■ **Written problem**: Output the entries word for word. Omit images.

───── Raw records ─────

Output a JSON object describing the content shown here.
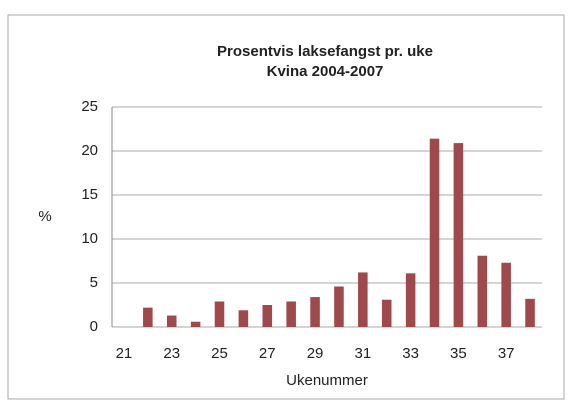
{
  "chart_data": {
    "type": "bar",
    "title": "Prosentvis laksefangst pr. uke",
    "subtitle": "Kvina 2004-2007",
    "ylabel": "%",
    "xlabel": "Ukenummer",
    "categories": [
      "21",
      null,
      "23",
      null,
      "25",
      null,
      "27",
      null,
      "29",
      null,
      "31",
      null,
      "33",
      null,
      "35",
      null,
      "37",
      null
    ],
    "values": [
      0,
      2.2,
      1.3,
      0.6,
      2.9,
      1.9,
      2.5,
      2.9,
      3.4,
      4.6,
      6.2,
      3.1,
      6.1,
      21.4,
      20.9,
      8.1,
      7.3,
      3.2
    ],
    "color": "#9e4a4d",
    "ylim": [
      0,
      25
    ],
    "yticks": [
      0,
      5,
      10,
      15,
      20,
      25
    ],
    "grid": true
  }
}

─────

■ **Result**:
Output a JSON object describing the content shown here.
{
  "chart_data": {
    "type": "bar",
    "title": "Prosentvis laksefangst pr. uke",
    "subtitle": "Kvina 2004-2007",
    "ylabel": "%",
    "xlabel": "Ukenummer",
    "categories": [
      "21",
      null,
      "23",
      null,
      "25",
      null,
      "27",
      null,
      "29",
      null,
      "31",
      null,
      "33",
      null,
      "35",
      null,
      "37",
      null
    ],
    "values": [
      0,
      2.2,
      1.3,
      0.6,
      2.9,
      1.9,
      2.5,
      2.9,
      3.4,
      4.6,
      6.2,
      3.1,
      6.1,
      21.4,
      20.9,
      8.1,
      7.3,
      3.2
    ],
    "color": "#9e4a4d",
    "ylim": [
      0,
      25
    ],
    "yticks": [
      0,
      5,
      10,
      15,
      20,
      25
    ],
    "grid": true
  }
}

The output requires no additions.